• To be done: List every line in this data where the string "SOCIAL" occurs.

--- START ---

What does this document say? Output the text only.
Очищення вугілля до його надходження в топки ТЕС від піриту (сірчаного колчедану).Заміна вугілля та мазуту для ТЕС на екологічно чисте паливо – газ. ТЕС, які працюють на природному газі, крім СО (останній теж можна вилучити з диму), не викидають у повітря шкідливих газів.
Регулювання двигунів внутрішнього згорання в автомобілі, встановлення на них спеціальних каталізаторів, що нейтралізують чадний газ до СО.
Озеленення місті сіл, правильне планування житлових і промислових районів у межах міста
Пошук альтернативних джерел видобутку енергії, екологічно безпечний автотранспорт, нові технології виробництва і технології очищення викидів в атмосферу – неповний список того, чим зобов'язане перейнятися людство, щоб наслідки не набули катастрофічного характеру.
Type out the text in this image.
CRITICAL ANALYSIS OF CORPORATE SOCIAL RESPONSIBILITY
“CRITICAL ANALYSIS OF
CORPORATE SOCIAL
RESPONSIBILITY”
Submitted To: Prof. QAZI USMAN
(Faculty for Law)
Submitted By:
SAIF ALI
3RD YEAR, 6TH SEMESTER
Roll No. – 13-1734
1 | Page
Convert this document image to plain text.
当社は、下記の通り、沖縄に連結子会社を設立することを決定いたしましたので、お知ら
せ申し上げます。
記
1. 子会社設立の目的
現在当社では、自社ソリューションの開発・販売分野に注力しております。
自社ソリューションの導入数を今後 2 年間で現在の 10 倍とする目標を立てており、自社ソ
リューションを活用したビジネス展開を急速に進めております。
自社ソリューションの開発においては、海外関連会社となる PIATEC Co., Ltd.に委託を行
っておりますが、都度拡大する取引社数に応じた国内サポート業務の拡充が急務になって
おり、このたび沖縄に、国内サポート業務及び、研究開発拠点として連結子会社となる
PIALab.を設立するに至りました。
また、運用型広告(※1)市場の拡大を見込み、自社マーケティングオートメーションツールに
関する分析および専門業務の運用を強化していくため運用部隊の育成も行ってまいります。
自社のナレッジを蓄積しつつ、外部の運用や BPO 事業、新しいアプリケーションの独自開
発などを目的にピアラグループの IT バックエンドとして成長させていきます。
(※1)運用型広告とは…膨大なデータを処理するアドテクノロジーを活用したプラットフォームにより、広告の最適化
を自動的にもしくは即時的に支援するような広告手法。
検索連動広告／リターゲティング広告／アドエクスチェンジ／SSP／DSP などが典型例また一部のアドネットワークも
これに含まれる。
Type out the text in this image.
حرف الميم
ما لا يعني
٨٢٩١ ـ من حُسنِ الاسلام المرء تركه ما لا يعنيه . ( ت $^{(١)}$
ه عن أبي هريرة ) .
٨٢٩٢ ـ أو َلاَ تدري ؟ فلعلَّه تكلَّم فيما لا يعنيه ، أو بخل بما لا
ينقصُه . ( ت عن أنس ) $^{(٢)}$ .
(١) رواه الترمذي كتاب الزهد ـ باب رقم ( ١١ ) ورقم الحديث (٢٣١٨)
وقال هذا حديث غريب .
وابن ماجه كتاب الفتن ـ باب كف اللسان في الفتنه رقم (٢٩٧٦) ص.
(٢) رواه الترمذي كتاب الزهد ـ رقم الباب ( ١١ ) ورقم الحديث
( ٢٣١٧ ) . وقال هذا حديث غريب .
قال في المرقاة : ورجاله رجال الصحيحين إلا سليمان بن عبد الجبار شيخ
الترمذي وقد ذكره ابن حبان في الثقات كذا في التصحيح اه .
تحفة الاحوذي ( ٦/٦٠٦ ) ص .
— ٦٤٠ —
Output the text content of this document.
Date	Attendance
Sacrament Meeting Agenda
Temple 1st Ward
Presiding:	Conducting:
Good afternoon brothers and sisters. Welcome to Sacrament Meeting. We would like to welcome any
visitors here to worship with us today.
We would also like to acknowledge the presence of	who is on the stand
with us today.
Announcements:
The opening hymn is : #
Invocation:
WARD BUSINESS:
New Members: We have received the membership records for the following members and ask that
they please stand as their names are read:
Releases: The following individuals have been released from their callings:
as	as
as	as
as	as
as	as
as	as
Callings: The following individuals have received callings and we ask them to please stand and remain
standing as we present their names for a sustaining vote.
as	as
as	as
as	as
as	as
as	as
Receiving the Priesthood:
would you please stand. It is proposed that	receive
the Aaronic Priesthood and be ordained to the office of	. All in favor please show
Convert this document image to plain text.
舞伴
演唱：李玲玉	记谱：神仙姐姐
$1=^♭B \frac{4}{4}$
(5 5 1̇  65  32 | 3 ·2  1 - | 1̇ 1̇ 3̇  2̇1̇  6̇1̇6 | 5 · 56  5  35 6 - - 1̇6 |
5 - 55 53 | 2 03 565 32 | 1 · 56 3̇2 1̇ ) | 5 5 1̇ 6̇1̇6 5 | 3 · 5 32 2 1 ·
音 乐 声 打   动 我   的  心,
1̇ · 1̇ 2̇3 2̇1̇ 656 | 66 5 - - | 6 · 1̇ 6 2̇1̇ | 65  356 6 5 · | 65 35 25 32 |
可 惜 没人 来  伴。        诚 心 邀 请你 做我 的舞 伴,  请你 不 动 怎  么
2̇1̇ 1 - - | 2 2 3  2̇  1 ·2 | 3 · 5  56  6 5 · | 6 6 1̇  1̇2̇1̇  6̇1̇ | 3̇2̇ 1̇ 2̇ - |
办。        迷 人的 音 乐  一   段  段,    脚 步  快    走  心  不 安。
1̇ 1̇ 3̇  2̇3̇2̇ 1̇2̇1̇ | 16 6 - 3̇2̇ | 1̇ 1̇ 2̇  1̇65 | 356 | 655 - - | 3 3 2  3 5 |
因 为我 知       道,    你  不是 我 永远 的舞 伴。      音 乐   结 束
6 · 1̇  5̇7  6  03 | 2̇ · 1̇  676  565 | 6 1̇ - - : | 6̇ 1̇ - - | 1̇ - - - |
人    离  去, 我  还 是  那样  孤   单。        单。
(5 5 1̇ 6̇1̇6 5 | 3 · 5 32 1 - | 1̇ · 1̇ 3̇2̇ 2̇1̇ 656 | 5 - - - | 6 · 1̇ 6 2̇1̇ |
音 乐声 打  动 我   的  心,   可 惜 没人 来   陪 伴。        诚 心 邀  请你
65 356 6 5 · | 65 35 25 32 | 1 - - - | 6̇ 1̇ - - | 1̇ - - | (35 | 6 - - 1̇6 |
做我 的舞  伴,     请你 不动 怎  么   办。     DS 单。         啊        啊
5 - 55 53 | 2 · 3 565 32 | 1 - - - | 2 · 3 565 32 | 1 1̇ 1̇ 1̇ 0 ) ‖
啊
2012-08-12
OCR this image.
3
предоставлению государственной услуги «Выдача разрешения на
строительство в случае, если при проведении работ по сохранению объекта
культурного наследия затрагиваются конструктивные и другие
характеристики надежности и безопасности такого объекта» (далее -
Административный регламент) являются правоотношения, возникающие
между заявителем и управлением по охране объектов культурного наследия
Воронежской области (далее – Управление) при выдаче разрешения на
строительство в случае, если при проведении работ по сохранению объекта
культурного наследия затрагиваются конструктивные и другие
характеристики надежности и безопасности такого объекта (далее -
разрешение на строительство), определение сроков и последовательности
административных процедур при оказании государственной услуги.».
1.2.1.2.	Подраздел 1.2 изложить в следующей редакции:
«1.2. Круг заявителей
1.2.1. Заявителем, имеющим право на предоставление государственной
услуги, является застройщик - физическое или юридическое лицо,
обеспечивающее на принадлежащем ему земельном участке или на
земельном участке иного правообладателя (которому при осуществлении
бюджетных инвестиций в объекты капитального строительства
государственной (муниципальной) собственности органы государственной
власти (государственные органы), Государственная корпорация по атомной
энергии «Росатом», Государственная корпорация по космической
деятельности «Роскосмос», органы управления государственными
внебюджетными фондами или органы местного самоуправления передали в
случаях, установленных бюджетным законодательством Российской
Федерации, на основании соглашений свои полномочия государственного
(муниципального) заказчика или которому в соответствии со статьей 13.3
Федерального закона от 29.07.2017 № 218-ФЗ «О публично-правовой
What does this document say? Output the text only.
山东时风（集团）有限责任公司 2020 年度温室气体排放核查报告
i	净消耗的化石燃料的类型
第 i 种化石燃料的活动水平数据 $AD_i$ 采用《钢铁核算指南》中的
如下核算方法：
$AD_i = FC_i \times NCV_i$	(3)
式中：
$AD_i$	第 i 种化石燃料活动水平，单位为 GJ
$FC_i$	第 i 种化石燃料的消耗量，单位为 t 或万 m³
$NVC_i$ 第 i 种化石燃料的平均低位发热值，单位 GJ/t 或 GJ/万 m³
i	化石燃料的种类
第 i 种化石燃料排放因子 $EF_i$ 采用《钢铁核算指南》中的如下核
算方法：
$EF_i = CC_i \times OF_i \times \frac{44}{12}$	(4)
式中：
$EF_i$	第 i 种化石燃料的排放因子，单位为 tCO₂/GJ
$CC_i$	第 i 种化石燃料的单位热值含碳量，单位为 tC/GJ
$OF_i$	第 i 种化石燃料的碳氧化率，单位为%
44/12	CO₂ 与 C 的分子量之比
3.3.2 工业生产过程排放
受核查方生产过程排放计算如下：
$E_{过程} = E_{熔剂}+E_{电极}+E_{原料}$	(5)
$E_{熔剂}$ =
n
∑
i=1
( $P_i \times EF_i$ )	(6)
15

--- END ---

• Result of the exercise:
CRITICAL ANALYSIS OF CORPORATE SOCIAL RESPONSIBILITY
CORPORATE SOCIAL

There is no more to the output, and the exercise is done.